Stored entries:
__________________________________________________

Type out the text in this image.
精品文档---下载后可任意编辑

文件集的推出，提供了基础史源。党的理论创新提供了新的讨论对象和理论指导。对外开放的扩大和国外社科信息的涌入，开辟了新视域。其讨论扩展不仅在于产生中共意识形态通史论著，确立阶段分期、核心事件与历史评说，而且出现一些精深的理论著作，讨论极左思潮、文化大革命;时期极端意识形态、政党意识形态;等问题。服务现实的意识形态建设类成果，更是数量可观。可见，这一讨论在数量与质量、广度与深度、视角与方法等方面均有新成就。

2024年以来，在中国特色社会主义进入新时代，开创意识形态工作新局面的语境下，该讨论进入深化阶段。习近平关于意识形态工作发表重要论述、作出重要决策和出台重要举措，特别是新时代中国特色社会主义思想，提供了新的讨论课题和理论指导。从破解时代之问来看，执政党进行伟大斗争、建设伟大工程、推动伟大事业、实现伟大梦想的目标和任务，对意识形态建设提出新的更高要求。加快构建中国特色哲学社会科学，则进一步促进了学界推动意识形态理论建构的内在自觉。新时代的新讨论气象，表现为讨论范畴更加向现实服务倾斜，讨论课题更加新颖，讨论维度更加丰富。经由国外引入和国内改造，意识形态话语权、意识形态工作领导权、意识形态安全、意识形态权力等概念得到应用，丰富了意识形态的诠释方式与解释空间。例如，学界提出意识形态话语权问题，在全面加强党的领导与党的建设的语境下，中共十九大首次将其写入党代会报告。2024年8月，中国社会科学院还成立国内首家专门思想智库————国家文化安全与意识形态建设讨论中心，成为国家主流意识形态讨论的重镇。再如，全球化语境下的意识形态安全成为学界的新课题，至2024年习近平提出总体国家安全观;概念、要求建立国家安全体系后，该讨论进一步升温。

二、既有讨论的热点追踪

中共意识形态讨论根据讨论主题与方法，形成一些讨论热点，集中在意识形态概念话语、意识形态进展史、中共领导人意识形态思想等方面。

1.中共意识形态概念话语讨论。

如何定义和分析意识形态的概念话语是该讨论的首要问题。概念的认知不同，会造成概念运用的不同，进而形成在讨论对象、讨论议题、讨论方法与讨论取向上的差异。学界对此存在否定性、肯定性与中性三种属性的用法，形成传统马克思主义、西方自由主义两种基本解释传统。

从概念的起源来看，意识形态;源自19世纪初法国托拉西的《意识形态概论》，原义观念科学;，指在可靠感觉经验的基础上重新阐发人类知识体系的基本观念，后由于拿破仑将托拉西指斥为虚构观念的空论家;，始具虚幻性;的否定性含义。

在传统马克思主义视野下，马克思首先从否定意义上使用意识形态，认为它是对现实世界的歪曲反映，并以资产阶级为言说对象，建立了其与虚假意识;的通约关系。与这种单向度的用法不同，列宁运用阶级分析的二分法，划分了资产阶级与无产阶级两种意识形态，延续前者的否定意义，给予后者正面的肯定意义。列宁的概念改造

__________________________________________________

Repeat the data verbatim.

Type out the text in this image.
精品文档---下载后可任意编辑

文件集的推出，提供了基础史源。党的理论创新提供了新的讨论对象和理论指导。对外开放的扩大和国外社科信息的涌入，开辟了新视域。其讨论扩展不仅在于产生中共意识形态通史论著，确立阶段分期、核心事件与历史评说，而且出现一些精深的理论著作，讨论极左思潮、文化大革命;时期极端意识形态、政党意识形态;等问题。服务现实的意识形态建设类成果，更是数量可观。可见，这一讨论在数量与质量、广度与深度、视角与方法等方面均有新成就。

2024年以来，在中国特色社会主义进入新时代，开创意识形态工作新局面的语境下，该讨论进入深化阶段。习近平关于意识形态工作发表重要论述、作出重要决策和出台重要举措，特别是新时代中国特色社会主义思想，提供了新的讨论课题和理论指导。从破解时代之问来看，执政党进行伟大斗争、建设伟大工程、推动伟大事业、实现伟大梦想的目标和任务，对意识形态建设提出新的更高要求。加快构建中国特色哲学社会科学，则进一步促进了学界推动意识形态理论建构的内在自觉。新时代的新讨论气象，表现为讨论范畴更加向现实服务倾斜，讨论课题更加新颖，讨论维度更加丰富。经由国外引入和国内改造，意识形态话语权、意识形态工作领导权、意识形态安全、意识形态权力等概念得到应用，丰富了意识形态的诠释方式与解释空间。例如，学界提出意识形态话语权问题，在全面加强党的领导与党的建设的语境下，中共十九大首次将其写入党代会报告。2024年8月，中国社会科学院还成立国内首家专门思想智库————国家文化安全与意识形态建设讨论中心，成为国家主流意识形态讨论的重镇。再如，全球化语境下的意识形态安全成为学界的新课题，至2024年习近平提出总体国家安全观;概念、要求建立国家安全体系后，该讨论进一步升温。

二、既有讨论的热点追踪

中共意识形态讨论根据讨论主题与方法，形成一些讨论热点，集中在意识形态概念话语、意识形态进展史、中共领导人意识形态思想等方面。

1.中共意识形态概念话语讨论。

如何定义和分析意识形态的概念话语是该讨论的首要问题。概念的认知不同，会造成概念运用的不同，进而形成在讨论对象、讨论议题、讨论方法与讨论取向上的差异。学界对此存在否定性、肯定性与中性三种属性的用法，形成传统马克思主义、西方自由主义两种基本解释传统。

从概念的起源来看，意识形态;源自19世纪初法国托拉西的《意识形态概论》，原义观念科学;，指在可靠感觉经验的基础上重新阐发人类知识体系的基本观念，后由于拿破仑将托拉西指斥为虚构观念的空论家;，始具虚幻性;的否定性含义。

在传统马克思主义视野下，马克思首先从否定意义上使用意识形态，认为它是对现实世界的歪曲反映，并以资产阶级为言说对象，建立了其与虚假意识;的通约关系。与这种单向度的用法不同，列宁运用阶级分析的二分法，划分了资产阶级与无产阶级两种意识形态，延续前者的否定意义，给予后者正面的肯定意义。列宁的概念改造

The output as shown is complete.